▶ _EXERCISE DETAILS_
Return the entries verbatim and drop every picture.

━━━ GIVEN RECORDS

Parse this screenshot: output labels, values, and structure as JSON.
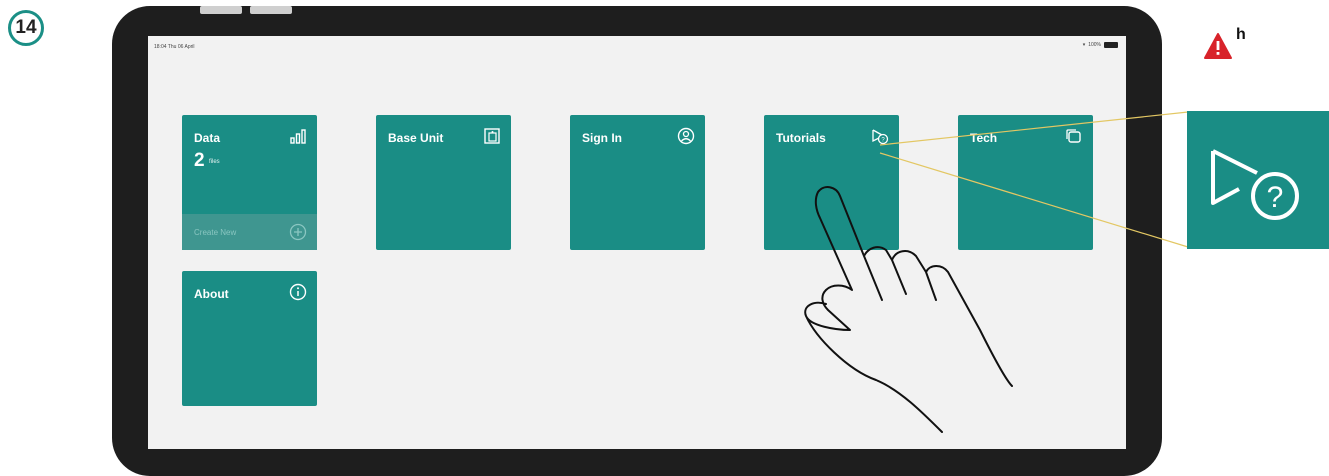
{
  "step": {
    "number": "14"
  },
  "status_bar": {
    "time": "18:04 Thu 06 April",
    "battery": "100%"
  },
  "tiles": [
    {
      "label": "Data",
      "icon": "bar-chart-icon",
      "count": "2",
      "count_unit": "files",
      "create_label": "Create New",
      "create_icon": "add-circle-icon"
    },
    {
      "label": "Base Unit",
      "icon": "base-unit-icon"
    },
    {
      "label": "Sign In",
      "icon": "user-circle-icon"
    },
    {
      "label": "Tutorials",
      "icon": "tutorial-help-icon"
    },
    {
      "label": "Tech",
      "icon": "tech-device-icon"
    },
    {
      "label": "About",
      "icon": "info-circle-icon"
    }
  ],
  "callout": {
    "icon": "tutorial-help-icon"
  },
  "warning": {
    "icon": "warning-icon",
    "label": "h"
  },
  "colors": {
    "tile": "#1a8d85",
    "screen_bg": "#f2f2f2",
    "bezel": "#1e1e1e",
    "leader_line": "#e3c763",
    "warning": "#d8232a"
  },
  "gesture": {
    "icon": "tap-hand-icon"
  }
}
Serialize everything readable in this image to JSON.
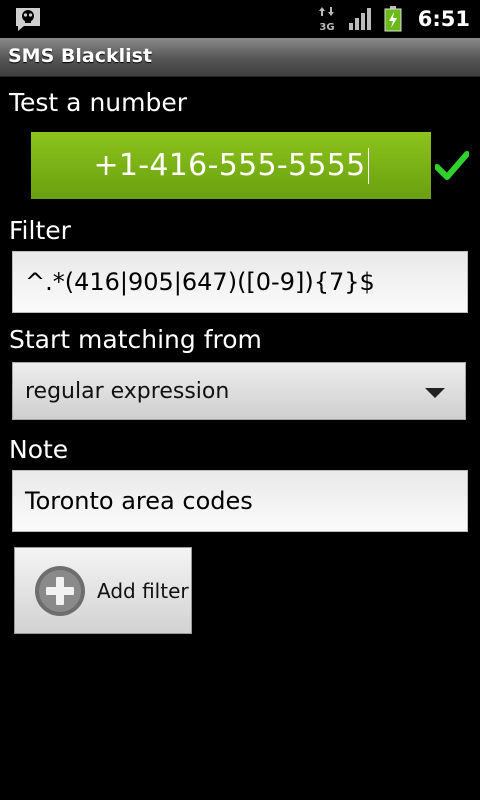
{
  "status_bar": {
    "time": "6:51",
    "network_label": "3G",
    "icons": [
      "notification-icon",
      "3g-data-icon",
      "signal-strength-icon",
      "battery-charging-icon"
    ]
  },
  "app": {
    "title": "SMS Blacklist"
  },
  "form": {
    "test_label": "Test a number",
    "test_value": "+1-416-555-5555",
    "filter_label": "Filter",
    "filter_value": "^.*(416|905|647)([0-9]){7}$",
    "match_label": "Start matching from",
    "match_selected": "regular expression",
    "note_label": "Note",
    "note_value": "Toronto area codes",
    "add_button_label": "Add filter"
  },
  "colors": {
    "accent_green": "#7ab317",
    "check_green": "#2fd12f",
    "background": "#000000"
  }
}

━━━━━━

▶ _FINAL RESULT_
Parse this screenshot: output labels, values, and structure as JSON.
{
  "step": {
    "number": "14"
  },
  "status_bar": {
    "time": "18:04 Thu 06 April",
    "battery": "100%"
  },
  "tiles": [
    {
      "label": "Data",
      "icon": "bar-chart-icon",
      "count": "2",
      "count_unit": "files",
      "create_label": "Create New",
      "create_icon": "add-circle-icon"
    },
    {
      "label": "Base Unit",
      "icon": "base-unit-icon"
    },
    {
      "label": "Sign In",
      "icon": "user-circle-icon"
    },
    {
      "label": "Tutorials",
      "icon": "tutorial-help-icon"
    },
    {
      "label": "Tech",
      "icon": "tech-device-icon"
    },
    {
      "label": "About",
      "icon": "info-circle-icon"
    }
  ],
  "callout": {
    "icon": "tutorial-help-icon"
  },
  "warning": {
    "icon": "warning-icon",
    "label": "h"
  },
  "colors": {
    "tile": "#1a8d85",
    "screen_bg": "#f2f2f2",
    "bezel": "#1e1e1e",
    "leader_line": "#e3c763",
    "warning": "#d8232a"
  },
  "gesture": {
    "icon": "tap-hand-icon"
  }
}
Serialize everything readable in this image to JSON.
{
  "status_bar": {
    "time": "6:51",
    "network_label": "3G",
    "icons": [
      "notification-icon",
      "3g-data-icon",
      "signal-strength-icon",
      "battery-charging-icon"
    ]
  },
  "app": {
    "title": "SMS Blacklist"
  },
  "form": {
    "test_label": "Test a number",
    "test_value": "+1-416-555-5555",
    "filter_label": "Filter",
    "filter_value": "^.*(416|905|647)([0-9]){7}$",
    "match_label": "Start matching from",
    "match_selected": "regular expression",
    "note_label": "Note",
    "note_value": "Toronto area codes",
    "add_button_label": "Add filter"
  },
  "colors": {
    "accent_green": "#7ab317",
    "check_green": "#2fd12f",
    "background": "#000000"
  }
}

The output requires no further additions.